Dataset excerpts =

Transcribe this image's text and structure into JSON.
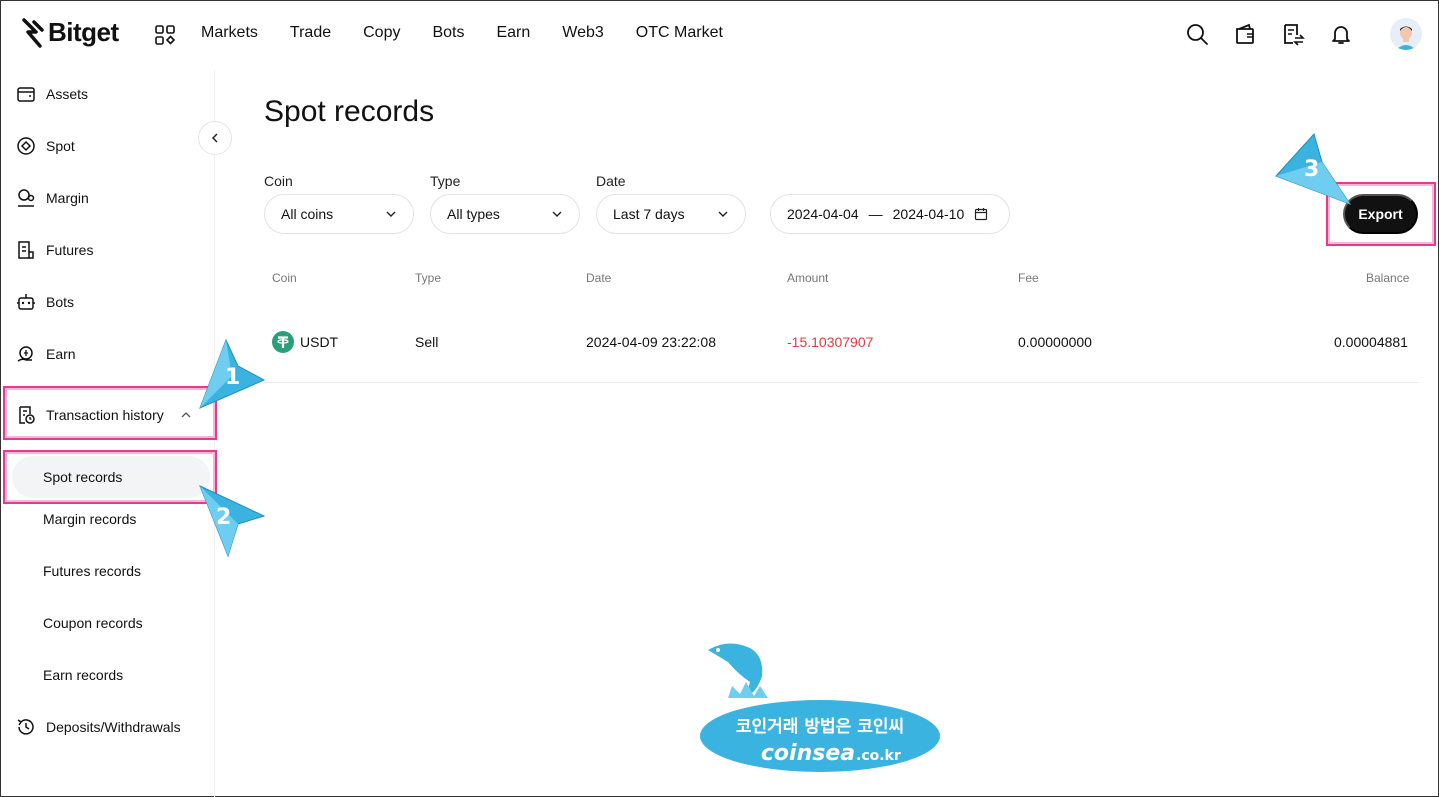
{
  "brand": {
    "name": "Bitget"
  },
  "nav": {
    "items": [
      "Markets",
      "Trade",
      "Copy",
      "Bots",
      "Earn",
      "Web3",
      "OTC Market"
    ],
    "icons": [
      "search-icon",
      "wallet-icon",
      "orders-icon",
      "bell-icon"
    ]
  },
  "sidebar": {
    "items": [
      {
        "label": "Assets",
        "icon": "wallet-icon"
      },
      {
        "label": "Spot",
        "icon": "spot-icon"
      },
      {
        "label": "Margin",
        "icon": "margin-icon"
      },
      {
        "label": "Futures",
        "icon": "futures-icon"
      },
      {
        "label": "Bots",
        "icon": "bot-icon"
      },
      {
        "label": "Earn",
        "icon": "earn-icon"
      },
      {
        "label": "Transaction history",
        "icon": "history-doc-icon"
      }
    ],
    "sub_items": [
      "Spot records",
      "Margin records",
      "Futures records",
      "Coupon records",
      "Earn records"
    ],
    "deposits": "Deposits/Withdrawals"
  },
  "main": {
    "title": "Spot records",
    "filters": {
      "coin_label": "Coin",
      "coin_value": "All coins",
      "type_label": "Type",
      "type_value": "All types",
      "date_label": "Date",
      "date_value": "Last 7 days",
      "date_start": "2024-04-04",
      "date_sep": "—",
      "date_end": "2024-04-10"
    },
    "export_label": "Export",
    "table": {
      "headers": [
        "Coin",
        "Type",
        "Date",
        "Amount",
        "Fee",
        "Balance"
      ],
      "rows": [
        {
          "coin": "USDT",
          "type": "Sell",
          "date": "2024-04-09 23:22:08",
          "amount": "-15.10307907",
          "fee": "0.00000000",
          "balance": "0.00004881"
        }
      ]
    }
  },
  "annotations": {
    "steps": [
      "1",
      "2",
      "3"
    ]
  },
  "watermark": {
    "line1": "코인거래 방법은 코인씨",
    "line2": "coinsea",
    "line2_suffix": ".co.kr"
  },
  "colors": {
    "accent_pink": "#e6398f",
    "callout_blue": "#3bb3e0",
    "negative": "#e23b3b",
    "usdt_green": "#26a17b"
  }
}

Problem requirements = Give back every line exactly as it stands, pictures excluded.

Answer for this exercise =
Transcribe this image's text and structure into JSON.
{
  "brand": {
    "name": "Bitget"
  },
  "nav": {
    "items": [
      "Markets",
      "Trade",
      "Copy",
      "Bots",
      "Earn",
      "Web3",
      "OTC Market"
    ],
    "icons": [
      "search-icon",
      "wallet-icon",
      "orders-icon",
      "bell-icon"
    ]
  },
  "sidebar": {
    "items": [
      {
        "label": "Assets",
        "icon": "wallet-icon"
      },
      {
        "label": "Spot",
        "icon": "spot-icon"
      },
      {
        "label": "Margin",
        "icon": "margin-icon"
      },
      {
        "label": "Futures",
        "icon": "futures-icon"
      },
      {
        "label": "Bots",
        "icon": "bot-icon"
      },
      {
        "label": "Earn",
        "icon": "earn-icon"
      },
      {
        "label": "Transaction history",
        "icon": "history-doc-icon"
      }
    ],
    "sub_items": [
      "Spot records",
      "Margin records",
      "Futures records",
      "Coupon records",
      "Earn records"
    ],
    "deposits": "Deposits/Withdrawals"
  },
  "main": {
    "title": "Spot records",
    "filters": {
      "coin_label": "Coin",
      "coin_value": "All coins",
      "type_label": "Type",
      "type_value": "All types",
      "date_label": "Date",
      "date_value": "Last 7 days",
      "date_start": "2024-04-04",
      "date_sep": "—",
      "date_end": "2024-04-10"
    },
    "export_label": "Export",
    "table": {
      "headers": [
        "Coin",
        "Type",
        "Date",
        "Amount",
        "Fee",
        "Balance"
      ],
      "rows": [
        {
          "coin": "USDT",
          "type": "Sell",
          "date": "2024-04-09 23:22:08",
          "amount": "-15.10307907",
          "fee": "0.00000000",
          "balance": "0.00004881"
        }
      ]
    }
  },
  "annotations": {
    "steps": [
      "1",
      "2",
      "3"
    ]
  },
  "watermark": {
    "line1": "코인거래 방법은 코인씨",
    "line2": "coinsea",
    "line2_suffix": ".co.kr"
  },
  "colors": {
    "accent_pink": "#e6398f",
    "callout_blue": "#3bb3e0",
    "negative": "#e23b3b",
    "usdt_green": "#26a17b"
  }
}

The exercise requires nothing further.